◆ EXERCISE INSTRUCTIONS ◆
Every line of the material that follows must be printed again exactly.
-- START OF EXERCISE DATA --
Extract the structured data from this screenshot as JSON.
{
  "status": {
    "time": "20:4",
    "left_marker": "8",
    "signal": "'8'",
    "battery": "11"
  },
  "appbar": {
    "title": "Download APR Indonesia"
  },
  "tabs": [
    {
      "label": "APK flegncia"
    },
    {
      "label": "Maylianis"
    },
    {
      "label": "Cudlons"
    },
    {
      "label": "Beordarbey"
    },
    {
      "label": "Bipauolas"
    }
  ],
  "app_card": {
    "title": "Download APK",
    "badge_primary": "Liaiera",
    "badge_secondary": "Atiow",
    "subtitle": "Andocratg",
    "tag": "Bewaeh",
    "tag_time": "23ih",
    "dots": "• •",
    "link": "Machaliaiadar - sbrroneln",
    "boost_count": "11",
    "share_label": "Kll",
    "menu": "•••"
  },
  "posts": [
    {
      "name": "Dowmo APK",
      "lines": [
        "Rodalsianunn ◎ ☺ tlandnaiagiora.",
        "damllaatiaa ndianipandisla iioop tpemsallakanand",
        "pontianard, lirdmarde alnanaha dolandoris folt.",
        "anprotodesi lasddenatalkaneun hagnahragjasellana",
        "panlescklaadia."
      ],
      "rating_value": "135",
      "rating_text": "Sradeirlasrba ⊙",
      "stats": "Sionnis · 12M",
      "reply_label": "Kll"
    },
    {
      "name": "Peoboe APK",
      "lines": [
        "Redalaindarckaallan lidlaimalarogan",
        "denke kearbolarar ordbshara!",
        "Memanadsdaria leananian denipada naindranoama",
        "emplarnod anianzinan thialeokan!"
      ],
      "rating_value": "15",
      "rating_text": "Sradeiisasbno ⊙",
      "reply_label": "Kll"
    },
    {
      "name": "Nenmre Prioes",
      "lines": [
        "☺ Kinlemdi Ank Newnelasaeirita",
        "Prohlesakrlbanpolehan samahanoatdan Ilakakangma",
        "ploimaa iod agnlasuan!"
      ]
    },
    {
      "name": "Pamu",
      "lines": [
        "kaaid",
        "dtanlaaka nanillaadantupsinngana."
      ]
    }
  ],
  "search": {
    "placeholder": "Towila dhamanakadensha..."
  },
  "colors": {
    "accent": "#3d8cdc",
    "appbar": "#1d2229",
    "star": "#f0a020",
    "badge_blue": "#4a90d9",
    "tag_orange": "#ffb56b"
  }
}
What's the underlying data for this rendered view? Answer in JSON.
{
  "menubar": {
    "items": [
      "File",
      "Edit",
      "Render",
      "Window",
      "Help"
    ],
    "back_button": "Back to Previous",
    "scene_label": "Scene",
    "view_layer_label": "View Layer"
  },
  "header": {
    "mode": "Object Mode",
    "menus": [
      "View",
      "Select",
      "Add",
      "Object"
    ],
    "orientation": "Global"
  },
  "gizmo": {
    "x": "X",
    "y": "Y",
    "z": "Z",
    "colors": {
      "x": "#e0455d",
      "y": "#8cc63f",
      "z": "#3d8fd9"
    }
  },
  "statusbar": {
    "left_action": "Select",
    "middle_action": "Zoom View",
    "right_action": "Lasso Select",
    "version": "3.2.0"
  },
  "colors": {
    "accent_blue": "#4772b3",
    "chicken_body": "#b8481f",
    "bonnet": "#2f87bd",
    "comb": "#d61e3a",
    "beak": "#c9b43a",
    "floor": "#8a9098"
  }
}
-- END OF EXERCISE DATA --
◆ TASK SOLUTION ◆
Extract the structured data from this screenshot as JSON.
{
  "status": {
    "time": "20:4",
    "left_marker": "8",
    "signal": "'8'",
    "battery": "11"
  },
  "appbar": {
    "title": "Download APR Indonesia"
  },
  "tabs": [
    {
      "label": "APK flegncia"
    },
    {
      "label": "Maylianis"
    },
    {
      "label": "Cudlons"
    },
    {
      "label": "Beordarbey"
    },
    {
      "label": "Bipauolas"
    }
  ],
  "app_card": {
    "title": "Download APK",
    "badge_primary": "Liaiera",
    "badge_secondary": "Atiow",
    "subtitle": "Andocratg",
    "tag": "Bewaeh",
    "tag_time": "23ih",
    "dots": "• •",
    "link": "Machaliaiadar - sbrroneln",
    "boost_count": "11",
    "share_label": "Kll",
    "menu": "•••"
  },
  "posts": [
    {
      "name": "Dowmo APK",
      "lines": [
        "Rodalsianunn ◎ ☺ tlandnaiagiora.",
        "damllaatiaa ndianipandisla iioop tpemsallakanand",
        "pontianard, lirdmarde alnanaha dolandoris folt.",
        "anprotodesi lasddenatalkaneun hagnahragjasellana",
        "panlescklaadia."
      ],
      "rating_value": "135",
      "rating_text": "Sradeirlasrba ⊙",
      "stats": "Sionnis · 12M",
      "reply_label": "Kll"
    },
    {
      "name": "Peoboe APK",
      "lines": [
        "Redalaindarckaallan lidlaimalarogan",
        "denke kearbolarar ordbshara!",
        "Memanadsdaria leananian denipada naindranoama",
        "emplarnod anianzinan thialeokan!"
      ],
      "rating_value": "15",
      "rating_text": "Sradeiisasbno ⊙",
      "reply_label": "Kll"
    },
    {
      "name": "Nenmre Prioes",
      "lines": [
        "☺ Kinlemdi Ank Newnelasaeirita",
        "Prohlesakrlbanpolehan samahanoatdan Ilakakangma",
        "ploimaa iod agnlasuan!"
      ]
    },
    {
      "name": "Pamu",
      "lines": [
        "kaaid",
        "dtanlaaka nanillaadantupsinngana."
      ]
    }
  ],
  "search": {
    "placeholder": "Towila dhamanakadensha..."
  },
  "colors": {
    "accent": "#3d8cdc",
    "appbar": "#1d2229",
    "star": "#f0a020",
    "badge_blue": "#4a90d9",
    "tag_orange": "#ffb56b"
  }
}
What's the underlying data for this rendered view? Answer in JSON.
{
  "menubar": {
    "items": [
      "File",
      "Edit",
      "Render",
      "Window",
      "Help"
    ],
    "back_button": "Back to Previous",
    "scene_label": "Scene",
    "view_layer_label": "View Layer"
  },
  "header": {
    "mode": "Object Mode",
    "menus": [
      "View",
      "Select",
      "Add",
      "Object"
    ],
    "orientation": "Global"
  },
  "gizmo": {
    "x": "X",
    "y": "Y",
    "z": "Z",
    "colors": {
      "x": "#e0455d",
      "y": "#8cc63f",
      "z": "#3d8fd9"
    }
  },
  "statusbar": {
    "left_action": "Select",
    "middle_action": "Zoom View",
    "right_action": "Lasso Select",
    "version": "3.2.0"
  },
  "colors": {
    "accent_blue": "#4772b3",
    "chicken_body": "#b8481f",
    "bonnet": "#2f87bd",
    "comb": "#d61e3a",
    "beak": "#c9b43a",
    "floor": "#8a9098"
  }
}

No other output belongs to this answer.